Consigna A:
Responde estas preguntas sobre el fragmento citado:
(i) ¿Sobre qué material se escribió la maldición, según la línea que la identifica?
(ii) ¿Qué oficio se le atribuye a Aristacmos?
(iii) ¿Qué institución y qué año se indican junto al libro de E. R. Dodds?
Consigna B: Devuelve literalmente la parte del fragmento citado que va de "Encomiendo a los" a "o que hagan.".
── Fragmento citado ──
Encomiendo a los espíritus del inframundo a
Aristacmos el herrero y a Pirro, su trabajo y
sus almas. También les encomiendo a Sosias
de Lamia, su trabajo y su alma, y cualquier
cosa que digan o que hagan.
Maldición escrita sobre tablilla de plomo hallada en Atenas
Estamos acostumbrados a leer que Grecia, y especialmente Atenas, es la cuna de la filosofía, y es verdad. Quizás por eso podríamos pensar que, puesto que hemos hecho de Parménides y Platón los abuelos del racionalismo, todos los griegos y en especial los atenienses eran hiperracionalistas, lo que es ante todo una falacia. La verdad es que, por fortuna para los griegos, los filósofos eran una ínfima parte de la población, como ocurre también en nuestros días. También la historiografía romántica (que respecto de los griegos ha habido mucha y muy dañina) obró su parte, haciéndonos creer que los griegos eran poco menos que un pueblo de filósofos. Se entiende entonces por qué la aparición del libro de E. R. Dodds, Los griegos y lo irracional (Universidad de California, 1951) causó tanto revuelo, pues ayudó a desmontar la historia idealizada que hasta entonces nos habían contado.
───
── Datos sin procesar ──
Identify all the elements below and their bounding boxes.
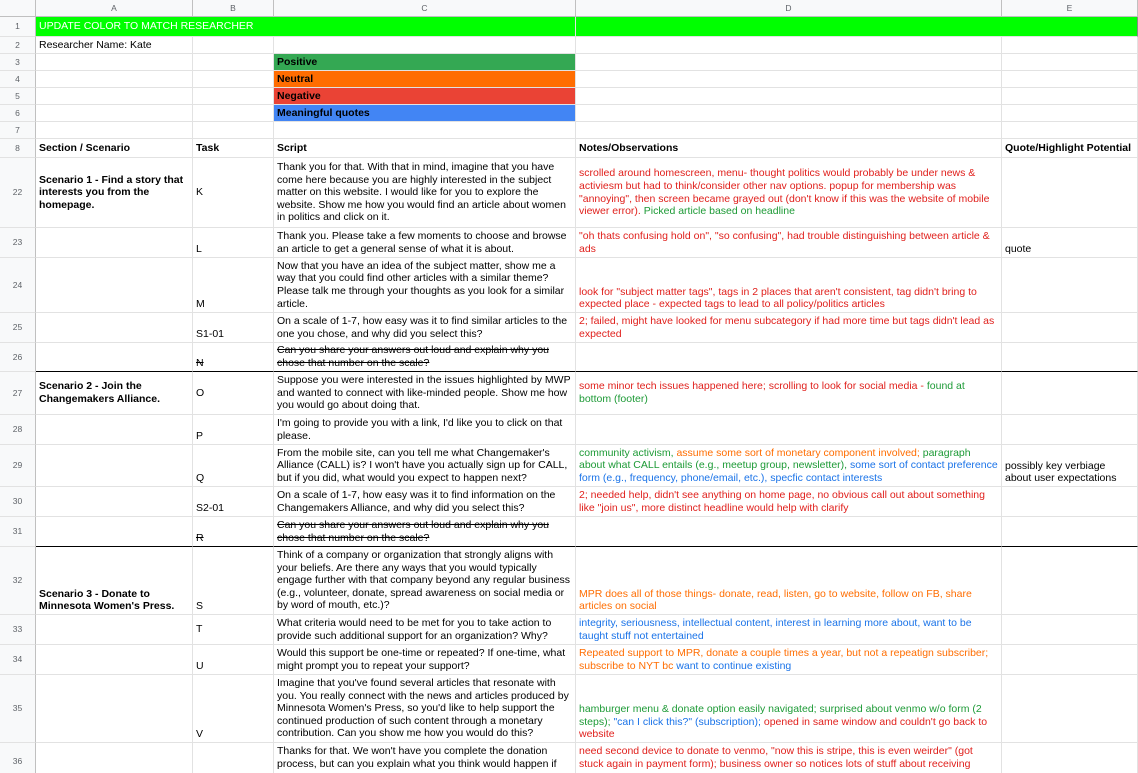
───
Respuesta correcta A:
(i) Sobre una tablilla de plomo.
(ii) Herrero.
(iii) La Universidad de California, 1951.

Respuesta correcta B:
Encomiendo a los espíritus del inframundo a
Aristacmos el herrero y a Pirro, su trabajo y
sus almas. También les encomiendo a Sosias
de Lamia, su trabajo y su alma, y cualquier
cosa que digan o que hagan.